• What you are asked to do
Reproduce all the lines below exactly and omit the images.

• Provided information
■ ■ ■ ■ ■
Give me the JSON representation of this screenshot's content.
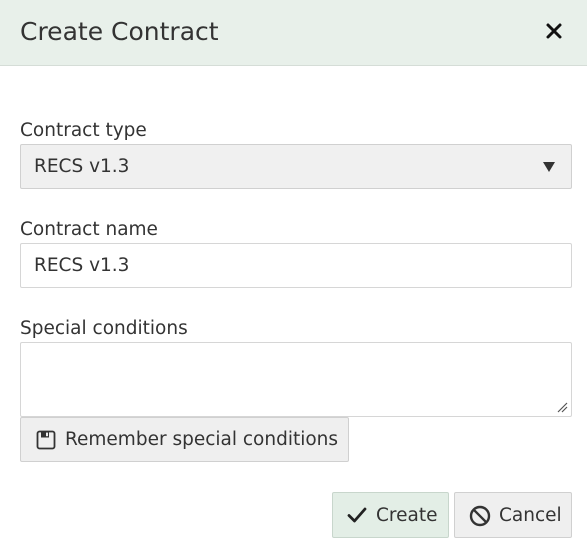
{
  "dialog": {
    "title": "Create Contract",
    "header_color": "#e8f0ea"
  },
  "form": {
    "contract_type": {
      "label": "Contract type",
      "selected": "RECS v1.3"
    },
    "contract_name": {
      "label": "Contract name",
      "value": "RECS v1.3"
    },
    "special_conditions": {
      "label": "Special conditions",
      "value": ""
    },
    "remember_button": {
      "label": "Remember special conditions",
      "icon": "save-icon"
    }
  },
  "actions": {
    "create": {
      "label": "Create",
      "icon": "check-icon",
      "color": "#e3eee6"
    },
    "cancel": {
      "label": "Cancel",
      "icon": "ban-icon"
    },
    "close_icon": "close-icon"
  }
}
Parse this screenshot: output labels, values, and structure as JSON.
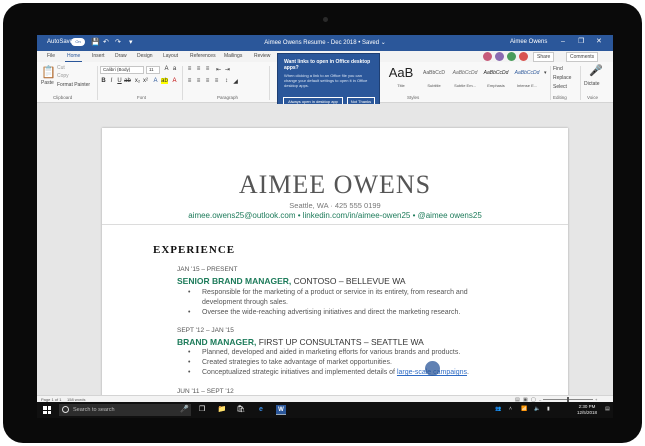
{
  "titlebar": {
    "autosave_label": "AutoSave",
    "autosave_state": "On",
    "doc_title": "Aimee Owens Resume - Dec 2018  •  Saved ⌄",
    "user_name": "Aimee Owens",
    "minimize": "–",
    "restore": "❐",
    "close": "✕"
  },
  "tabs": [
    "File",
    "Home",
    "Insert",
    "Draw",
    "Design",
    "Layout",
    "References",
    "Mailings",
    "Review"
  ],
  "active_tab": "Home",
  "top_right": {
    "share": "Share",
    "comments": "Comments"
  },
  "ribbon": {
    "paste": "Paste",
    "cut": "Cut",
    "copy": "Copy",
    "format_painter": "Format Painter",
    "font_name": "Calibri (Body)",
    "font_size": "11",
    "group_clipboard": "Clipboard",
    "group_font": "Font",
    "group_paragraph": "Paragraph",
    "group_styles": "Styles",
    "group_editing": "Editing",
    "group_voice": "Voice",
    "styles": [
      {
        "sample": "AaB",
        "name": "Title"
      },
      {
        "sample": "AaBbCcD",
        "name": "Subtitle"
      },
      {
        "sample": "AaBbCcDd",
        "name": "Subtle Em..."
      },
      {
        "sample": "AaBbCcDd",
        "name": "Emphasis"
      },
      {
        "sample": "AaBbCcDd",
        "name": "Intense E..."
      }
    ],
    "find": "Find",
    "replace": "Replace",
    "select": "Select",
    "dictate": "Dictate"
  },
  "popup": {
    "title": "Want links to open in Office desktop apps?",
    "body": "When clicking a link to an Office file you can change your default settings to open it in Office desktop apps.",
    "primary_button": "Always open in desktop app",
    "secondary_button": "Not Thanks"
  },
  "resume": {
    "name": "AIMEE OWENS",
    "contact": "Seattle, WA · 425 555 0199",
    "links": "aimee.owens25@outlook.com • linkedin.com/in/aimee-owen25 • @aimee owens25",
    "section": "EXPERIENCE",
    "jobs": [
      {
        "dates": "JAN '15 – PRESENT",
        "title": "SENIOR BRAND MANAGER,",
        "company": " CONTOSO – BELLEVUE WA",
        "bullets": [
          "Responsible for the marketing of a product or service in its entirety, from research and development through sales.",
          "Oversee the wide-reaching advertising initiatives and direct the marketing research."
        ]
      },
      {
        "dates": "SEPT '12 – JAN '15",
        "title": "BRAND MANAGER,",
        "company": " FIRST UP CONSULTANTS – SEATTLE WA",
        "bullets": [
          "Planned, developed and aided in marketing efforts for various brands and products.",
          "Created strategies to take advantage of market opportunities.",
          "Conceptualized strategic initiatives and implemented details of "
        ],
        "last_link": "large-scale campaigns",
        "last_tail": "."
      },
      {
        "dates": "JUN '11 – SEPT '12"
      }
    ]
  },
  "status": {
    "page": "Page 1 of 1",
    "words": "158 words"
  },
  "taskbar": {
    "search_placeholder": "Search to search",
    "time": "2:30 PM",
    "date": "12/5/2018"
  },
  "colors": {
    "word_blue": "#2b579a",
    "resume_green": "#1d7b5a",
    "link_blue": "#2e6bc4"
  }
}
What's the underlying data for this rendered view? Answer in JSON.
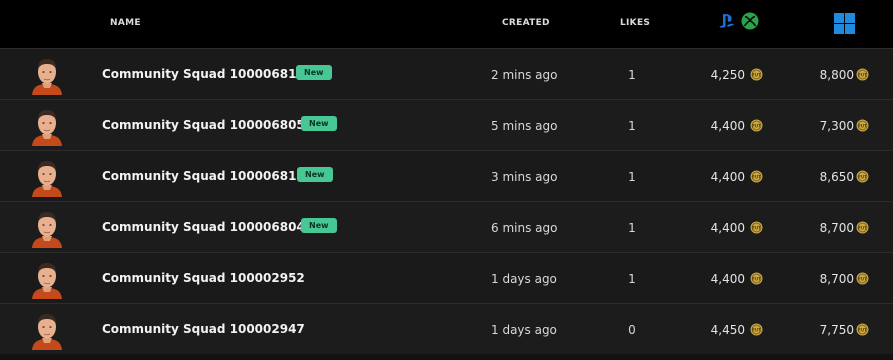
{
  "header": {
    "name_label": "NAME",
    "created_label": "CREATED",
    "likes_label": "LIKES",
    "console_icons": [
      "playstation-icon",
      "xbox-icon"
    ],
    "pc_icon": "windows-icon"
  },
  "rows": [
    {
      "name": "Community Squad 100006817",
      "badge": "New",
      "created": "2 mins ago",
      "likes": "1",
      "console_price": "4,250",
      "pc_price": "8,800"
    },
    {
      "name": "Community Squad 100006805",
      "badge": "New",
      "created": "5 mins ago",
      "likes": "1",
      "console_price": "4,400",
      "pc_price": "7,300"
    },
    {
      "name": "Community Squad 100006815",
      "badge": "New",
      "created": "3 mins ago",
      "likes": "1",
      "console_price": "4,400",
      "pc_price": "8,650"
    },
    {
      "name": "Community Squad 100006804",
      "badge": "New",
      "created": "6 mins ago",
      "likes": "1",
      "console_price": "4,400",
      "pc_price": "8,700"
    },
    {
      "name": "Community Squad 100002952",
      "badge": "",
      "created": "1 days ago",
      "likes": "1",
      "console_price": "4,400",
      "pc_price": "8,700"
    },
    {
      "name": "Community Squad 100002947",
      "badge": "",
      "created": "1 days ago",
      "likes": "0",
      "console_price": "4,450",
      "pc_price": "7,750"
    }
  ],
  "coin_icon": "fut-coin-icon",
  "colors": {
    "header_bg": "#000000",
    "row_bg": "#1c1c1c",
    "badge_bg": "#47c793",
    "coin": "#c9a646",
    "playstation": "#1b6fd6",
    "xbox": "#2aa34a",
    "windows": "#1f8be0"
  }
}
■ ■ ■ ■ ■
• Worked answer
Give me the JSON representation of this screenshot's content.
{
  "dialog": {
    "title": "Create Contract",
    "header_color": "#e8f0ea"
  },
  "form": {
    "contract_type": {
      "label": "Contract type",
      "selected": "RECS v1.3"
    },
    "contract_name": {
      "label": "Contract name",
      "value": "RECS v1.3"
    },
    "special_conditions": {
      "label": "Special conditions",
      "value": ""
    },
    "remember_button": {
      "label": "Remember special conditions",
      "icon": "save-icon"
    }
  },
  "actions": {
    "create": {
      "label": "Create",
      "icon": "check-icon",
      "color": "#e3eee6"
    },
    "cancel": {
      "label": "Cancel",
      "icon": "ban-icon"
    },
    "close_icon": "close-icon"
  }
}
Parse this screenshot: output labels, values, and structure as JSON.
{
  "titlebar": {
    "autosave_label": "AutoSave",
    "autosave_state": "On",
    "doc_title": "Aimee Owens Resume - Dec 2018  •  Saved ⌄",
    "user_name": "Aimee Owens",
    "minimize": "–",
    "restore": "❐",
    "close": "✕"
  },
  "tabs": [
    "File",
    "Home",
    "Insert",
    "Draw",
    "Design",
    "Layout",
    "References",
    "Mailings",
    "Review"
  ],
  "active_tab": "Home",
  "top_right": {
    "share": "Share",
    "comments": "Comments"
  },
  "ribbon": {
    "paste": "Paste",
    "cut": "Cut",
    "copy": "Copy",
    "format_painter": "Format Painter",
    "font_name": "Calibri (Body)",
    "font_size": "11",
    "group_clipboard": "Clipboard",
    "group_font": "Font",
    "group_paragraph": "Paragraph",
    "group_styles": "Styles",
    "group_editing": "Editing",
    "group_voice": "Voice",
    "styles": [
      {
        "sample": "AaB",
        "name": "Title"
      },
      {
        "sample": "AaBbCcD",
        "name": "Subtitle"
      },
      {
        "sample": "AaBbCcDd",
        "name": "Subtle Em..."
      },
      {
        "sample": "AaBbCcDd",
        "name": "Emphasis"
      },
      {
        "sample": "AaBbCcDd",
        "name": "Intense E..."
      }
    ],
    "find": "Find",
    "replace": "Replace",
    "select": "Select",
    "dictate": "Dictate"
  },
  "popup": {
    "title": "Want links to open in Office desktop apps?",
    "body": "When clicking a link to an Office file you can change your default settings to open it in Office desktop apps.",
    "primary_button": "Always open in desktop app",
    "secondary_button": "Not Thanks"
  },
  "resume": {
    "name": "AIMEE OWENS",
    "contact": "Seattle, WA · 425 555 0199",
    "links": "aimee.owens25@outlook.com • linkedin.com/in/aimee-owen25 • @aimee owens25",
    "section": "EXPERIENCE",
    "jobs": [
      {
        "dates": "JAN '15 – PRESENT",
        "title": "SENIOR BRAND MANAGER,",
        "company": " CONTOSO – BELLEVUE WA",
        "bullets": [
          "Responsible for the marketing of a product or service in its entirety, from research and development through sales.",
          "Oversee the wide-reaching advertising initiatives and direct the marketing research."
        ]
      },
      {
        "dates": "SEPT '12 – JAN '15",
        "title": "BRAND MANAGER,",
        "company": " FIRST UP CONSULTANTS – SEATTLE WA",
        "bullets": [
          "Planned, developed and aided in marketing efforts for various brands and products.",
          "Created strategies to take advantage of market opportunities.",
          "Conceptualized strategic initiatives and implemented details of "
        ],
        "last_link": "large-scale campaigns",
        "last_tail": "."
      },
      {
        "dates": "JUN '11 – SEPT '12"
      }
    ]
  },
  "status": {
    "page": "Page 1 of 1",
    "words": "158 words"
  },
  "taskbar": {
    "search_placeholder": "Search to search",
    "time": "2:30 PM",
    "date": "12/5/2018"
  },
  "colors": {
    "word_blue": "#2b579a",
    "resume_green": "#1d7b5a",
    "link_blue": "#2e6bc4"
  }
}
What's the underlying data for this rendered view? Answer in JSON.
{
  "header": {
    "name_label": "NAME",
    "created_label": "CREATED",
    "likes_label": "LIKES",
    "console_icons": [
      "playstation-icon",
      "xbox-icon"
    ],
    "pc_icon": "windows-icon"
  },
  "rows": [
    {
      "name": "Community Squad 100006817",
      "badge": "New",
      "created": "2 mins ago",
      "likes": "1",
      "console_price": "4,250",
      "pc_price": "8,800"
    },
    {
      "name": "Community Squad 100006805",
      "badge": "New",
      "created": "5 mins ago",
      "likes": "1",
      "console_price": "4,400",
      "pc_price": "7,300"
    },
    {
      "name": "Community Squad 100006815",
      "badge": "New",
      "created": "3 mins ago",
      "likes": "1",
      "console_price": "4,400",
      "pc_price": "8,650"
    },
    {
      "name": "Community Squad 100006804",
      "badge": "New",
      "created": "6 mins ago",
      "likes": "1",
      "console_price": "4,400",
      "pc_price": "8,700"
    },
    {
      "name": "Community Squad 100002952",
      "badge": "",
      "created": "1 days ago",
      "likes": "1",
      "console_price": "4,400",
      "pc_price": "8,700"
    },
    {
      "name": "Community Squad 100002947",
      "badge": "",
      "created": "1 days ago",
      "likes": "0",
      "console_price": "4,450",
      "pc_price": "7,750"
    }
  ],
  "coin_icon": "fut-coin-icon",
  "colors": {
    "header_bg": "#000000",
    "row_bg": "#1c1c1c",
    "badge_bg": "#47c793",
    "coin": "#c9a646",
    "playstation": "#1b6fd6",
    "xbox": "#2aa34a",
    "windows": "#1f8be0"
  }
}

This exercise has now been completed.